**Required work**
Restate, word for word, all of the material shown below.

Records from a collection
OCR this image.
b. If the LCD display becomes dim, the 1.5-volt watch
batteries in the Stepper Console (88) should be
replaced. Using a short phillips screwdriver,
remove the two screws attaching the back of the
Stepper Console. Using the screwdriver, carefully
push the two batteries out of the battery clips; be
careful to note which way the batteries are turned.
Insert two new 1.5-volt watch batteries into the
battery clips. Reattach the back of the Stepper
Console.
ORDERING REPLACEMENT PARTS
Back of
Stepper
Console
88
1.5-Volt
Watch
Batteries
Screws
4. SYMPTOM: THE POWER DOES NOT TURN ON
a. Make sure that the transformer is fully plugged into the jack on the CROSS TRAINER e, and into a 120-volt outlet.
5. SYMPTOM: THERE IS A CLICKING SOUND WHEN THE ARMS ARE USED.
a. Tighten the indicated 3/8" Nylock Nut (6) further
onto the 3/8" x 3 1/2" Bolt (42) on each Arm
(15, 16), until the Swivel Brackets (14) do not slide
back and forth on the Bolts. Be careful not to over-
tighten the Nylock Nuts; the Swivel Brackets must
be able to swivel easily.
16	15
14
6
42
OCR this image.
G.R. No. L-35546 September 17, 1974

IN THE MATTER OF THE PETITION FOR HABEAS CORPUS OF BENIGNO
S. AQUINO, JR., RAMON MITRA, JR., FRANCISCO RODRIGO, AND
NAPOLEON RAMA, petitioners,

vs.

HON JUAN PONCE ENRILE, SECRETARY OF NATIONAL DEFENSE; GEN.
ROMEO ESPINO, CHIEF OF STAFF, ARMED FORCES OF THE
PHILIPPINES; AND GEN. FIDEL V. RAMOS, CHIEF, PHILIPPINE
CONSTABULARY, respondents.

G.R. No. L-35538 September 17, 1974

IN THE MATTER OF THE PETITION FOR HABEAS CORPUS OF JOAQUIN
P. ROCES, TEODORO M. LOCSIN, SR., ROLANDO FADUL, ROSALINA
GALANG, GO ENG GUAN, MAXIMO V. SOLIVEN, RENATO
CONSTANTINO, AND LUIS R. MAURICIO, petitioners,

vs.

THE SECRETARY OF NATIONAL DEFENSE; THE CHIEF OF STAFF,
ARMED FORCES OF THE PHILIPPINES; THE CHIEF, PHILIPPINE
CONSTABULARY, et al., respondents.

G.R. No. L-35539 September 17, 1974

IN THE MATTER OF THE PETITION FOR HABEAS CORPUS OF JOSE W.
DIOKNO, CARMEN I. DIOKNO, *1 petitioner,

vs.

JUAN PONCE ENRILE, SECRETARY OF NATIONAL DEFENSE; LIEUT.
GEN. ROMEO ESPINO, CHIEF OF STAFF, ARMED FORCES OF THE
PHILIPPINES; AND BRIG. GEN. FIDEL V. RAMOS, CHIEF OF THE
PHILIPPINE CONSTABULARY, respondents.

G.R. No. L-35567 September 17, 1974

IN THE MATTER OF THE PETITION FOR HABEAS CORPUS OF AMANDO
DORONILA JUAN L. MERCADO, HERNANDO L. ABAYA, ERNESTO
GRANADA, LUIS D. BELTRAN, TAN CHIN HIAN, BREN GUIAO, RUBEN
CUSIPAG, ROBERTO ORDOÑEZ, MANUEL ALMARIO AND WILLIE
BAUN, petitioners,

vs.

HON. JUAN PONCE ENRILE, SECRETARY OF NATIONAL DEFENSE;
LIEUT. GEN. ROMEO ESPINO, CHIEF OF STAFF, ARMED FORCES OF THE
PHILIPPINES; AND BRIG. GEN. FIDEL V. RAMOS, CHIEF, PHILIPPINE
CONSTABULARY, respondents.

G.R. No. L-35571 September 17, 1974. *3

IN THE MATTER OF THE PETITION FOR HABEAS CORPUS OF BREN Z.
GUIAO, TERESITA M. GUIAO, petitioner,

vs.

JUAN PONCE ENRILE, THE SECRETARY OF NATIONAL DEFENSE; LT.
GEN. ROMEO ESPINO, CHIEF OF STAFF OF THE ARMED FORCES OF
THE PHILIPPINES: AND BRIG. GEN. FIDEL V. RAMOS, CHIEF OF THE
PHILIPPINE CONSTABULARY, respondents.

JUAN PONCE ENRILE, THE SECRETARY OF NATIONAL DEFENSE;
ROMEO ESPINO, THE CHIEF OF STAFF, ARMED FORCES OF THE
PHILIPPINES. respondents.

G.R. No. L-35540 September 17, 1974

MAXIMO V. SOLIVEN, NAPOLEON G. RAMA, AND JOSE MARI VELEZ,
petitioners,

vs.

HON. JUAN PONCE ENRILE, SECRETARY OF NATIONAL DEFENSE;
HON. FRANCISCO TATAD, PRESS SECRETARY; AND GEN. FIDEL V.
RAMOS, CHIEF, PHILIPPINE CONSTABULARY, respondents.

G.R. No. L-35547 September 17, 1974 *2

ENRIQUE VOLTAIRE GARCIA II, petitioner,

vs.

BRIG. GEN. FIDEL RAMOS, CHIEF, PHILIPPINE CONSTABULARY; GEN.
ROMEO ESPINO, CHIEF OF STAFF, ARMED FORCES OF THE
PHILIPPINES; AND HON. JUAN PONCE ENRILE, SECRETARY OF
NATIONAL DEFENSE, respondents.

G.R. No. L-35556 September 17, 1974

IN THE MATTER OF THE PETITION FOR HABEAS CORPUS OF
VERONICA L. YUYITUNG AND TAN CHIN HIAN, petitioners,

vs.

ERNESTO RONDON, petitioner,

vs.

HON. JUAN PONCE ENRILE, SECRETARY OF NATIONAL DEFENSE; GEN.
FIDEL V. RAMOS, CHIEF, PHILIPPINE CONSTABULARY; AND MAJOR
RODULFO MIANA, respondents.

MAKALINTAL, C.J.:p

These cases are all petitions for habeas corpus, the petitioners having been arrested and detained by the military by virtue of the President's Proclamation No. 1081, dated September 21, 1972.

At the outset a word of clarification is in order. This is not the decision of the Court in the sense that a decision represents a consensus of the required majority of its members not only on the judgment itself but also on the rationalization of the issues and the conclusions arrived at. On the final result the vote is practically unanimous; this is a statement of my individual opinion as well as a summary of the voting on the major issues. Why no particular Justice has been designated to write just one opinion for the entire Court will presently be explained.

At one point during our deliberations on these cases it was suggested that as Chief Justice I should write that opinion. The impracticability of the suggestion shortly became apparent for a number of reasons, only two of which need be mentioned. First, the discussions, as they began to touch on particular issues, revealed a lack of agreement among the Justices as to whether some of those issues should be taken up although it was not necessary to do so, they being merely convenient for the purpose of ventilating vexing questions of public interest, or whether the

**Answer below**
OCR this image.
b. If the LCD display becomes dim, the 1.5-volt watch
batteries in the Stepper Console (88) should be
replaced. Using a short phillips screwdriver,
remove the two screws attaching the back of the
Stepper Console. Using the screwdriver, carefully
push the two batteries out of the battery clips; be
careful to note which way the batteries are turned.
Insert two new 1.5-volt watch batteries into the
battery clips. Reattach the back of the Stepper
Console.
ORDERING REPLACEMENT PARTS
Back of
Stepper
Console
88
1.5-Volt
Watch
Batteries
Screws
4. SYMPTOM: THE POWER DOES NOT TURN ON
a. Make sure that the transformer is fully plugged into the jack on the CROSS TRAINER e, and into a 120-volt outlet.
5. SYMPTOM: THERE IS A CLICKING SOUND WHEN THE ARMS ARE USED.
a. Tighten the indicated 3/8" Nylock Nut (6) further
onto the 3/8" x 3 1/2" Bolt (42) on each Arm
(15, 16), until the Swivel Brackets (14) do not slide
back and forth on the Bolts. Be careful not to over-
tighten the Nylock Nuts; the Swivel Brackets must
be able to swivel easily.
16	15
14
6
42
OCR this image.
G.R. No. L-35546 September 17, 1974

IN THE MATTER OF THE PETITION FOR HABEAS CORPUS OF BENIGNO
S. AQUINO, JR., RAMON MITRA, JR., FRANCISCO RODRIGO, AND
NAPOLEON RAMA, petitioners,

vs.

HON JUAN PONCE ENRILE, SECRETARY OF NATIONAL DEFENSE; GEN.
ROMEO ESPINO, CHIEF OF STAFF, ARMED FORCES OF THE
PHILIPPINES; AND GEN. FIDEL V. RAMOS, CHIEF, PHILIPPINE
CONSTABULARY, respondents.

G.R. No. L-35538 September 17, 1974

IN THE MATTER OF THE PETITION FOR HABEAS CORPUS OF JOAQUIN
P. ROCES, TEODORO M. LOCSIN, SR., ROLANDO FADUL, ROSALINA
GALANG, GO ENG GUAN, MAXIMO V. SOLIVEN, RENATO
CONSTANTINO, AND LUIS R. MAURICIO, petitioners,

vs.

THE SECRETARY OF NATIONAL DEFENSE; THE CHIEF OF STAFF,
ARMED FORCES OF THE PHILIPPINES; THE CHIEF, PHILIPPINE
CONSTABULARY, et al., respondents.

G.R. No. L-35539 September 17, 1974

IN THE MATTER OF THE PETITION FOR HABEAS CORPUS OF JOSE W.
DIOKNO, CARMEN I. DIOKNO, *1 petitioner,

vs.

JUAN PONCE ENRILE, SECRETARY OF NATIONAL DEFENSE; LIEUT.
GEN. ROMEO ESPINO, CHIEF OF STAFF, ARMED FORCES OF THE
PHILIPPINES; AND BRIG. GEN. FIDEL V. RAMOS, CHIEF OF THE
PHILIPPINE CONSTABULARY, respondents.

G.R. No. L-35567 September 17, 1974

IN THE MATTER OF THE PETITION FOR HABEAS CORPUS OF AMANDO
DORONILA JUAN L. MERCADO, HERNANDO L. ABAYA, ERNESTO
GRANADA, LUIS D. BELTRAN, TAN CHIN HIAN, BREN GUIAO, RUBEN
CUSIPAG, ROBERTO ORDOÑEZ, MANUEL ALMARIO AND WILLIE
BAUN, petitioners,

vs.

HON. JUAN PONCE ENRILE, SECRETARY OF NATIONAL DEFENSE;
LIEUT. GEN. ROMEO ESPINO, CHIEF OF STAFF, ARMED FORCES OF THE
PHILIPPINES; AND BRIG. GEN. FIDEL V. RAMOS, CHIEF, PHILIPPINE
CONSTABULARY, respondents.

G.R. No. L-35571 September 17, 1974. *3

IN THE MATTER OF THE PETITION FOR HABEAS CORPUS OF BREN Z.
GUIAO, TERESITA M. GUIAO, petitioner,

vs.

JUAN PONCE ENRILE, THE SECRETARY OF NATIONAL DEFENSE; LT.
GEN. ROMEO ESPINO, CHIEF OF STAFF OF THE ARMED FORCES OF
THE PHILIPPINES: AND BRIG. GEN. FIDEL V. RAMOS, CHIEF OF THE
PHILIPPINE CONSTABULARY, respondents.

JUAN PONCE ENRILE, THE SECRETARY OF NATIONAL DEFENSE;
ROMEO ESPINO, THE CHIEF OF STAFF, ARMED FORCES OF THE
PHILIPPINES. respondents.

G.R. No. L-35540 September 17, 1974

MAXIMO V. SOLIVEN, NAPOLEON G. RAMA, AND JOSE MARI VELEZ,
petitioners,

vs.

HON. JUAN PONCE ENRILE, SECRETARY OF NATIONAL DEFENSE;
HON. FRANCISCO TATAD, PRESS SECRETARY; AND GEN. FIDEL V.
RAMOS, CHIEF, PHILIPPINE CONSTABULARY, respondents.

G.R. No. L-35547 September 17, 1974 *2

ENRIQUE VOLTAIRE GARCIA II, petitioner,

vs.

BRIG. GEN. FIDEL RAMOS, CHIEF, PHILIPPINE CONSTABULARY; GEN.
ROMEO ESPINO, CHIEF OF STAFF, ARMED FORCES OF THE
PHILIPPINES; AND HON. JUAN PONCE ENRILE, SECRETARY OF
NATIONAL DEFENSE, respondents.

G.R. No. L-35556 September 17, 1974

IN THE MATTER OF THE PETITION FOR HABEAS CORPUS OF
VERONICA L. YUYITUNG AND TAN CHIN HIAN, petitioners,

vs.

ERNESTO RONDON, petitioner,

vs.

HON. JUAN PONCE ENRILE, SECRETARY OF NATIONAL DEFENSE; GEN.
FIDEL V. RAMOS, CHIEF, PHILIPPINE CONSTABULARY; AND MAJOR
RODULFO MIANA, respondents.

MAKALINTAL, C.J.:p

These cases are all petitions for habeas corpus, the petitioners having been arrested and detained by the military by virtue of the President's Proclamation No. 1081, dated September 21, 1972.

At the outset a word of clarification is in order. This is not the decision of the Court in the sense that a decision represents a consensus of the required majority of its members not only on the judgment itself but also on the rationalization of the issues and the conclusions arrived at. On the final result the vote is practically unanimous; this is a statement of my individual opinion as well as a summary of the voting on the major issues. Why no particular Justice has been designated to write just one opinion for the entire Court will presently be explained.

At one point during our deliberations on these cases it was suggested that as Chief Justice I should write that opinion. The impracticability of the suggestion shortly became apparent for a number of reasons, only two of which need be mentioned. First, the discussions, as they began to touch on particular issues, revealed a lack of agreement among the Justices as to whether some of those issues should be taken up although it was not necessary to do so, they being merely convenient for the purpose of ventilating vexing questions of public interest, or whether the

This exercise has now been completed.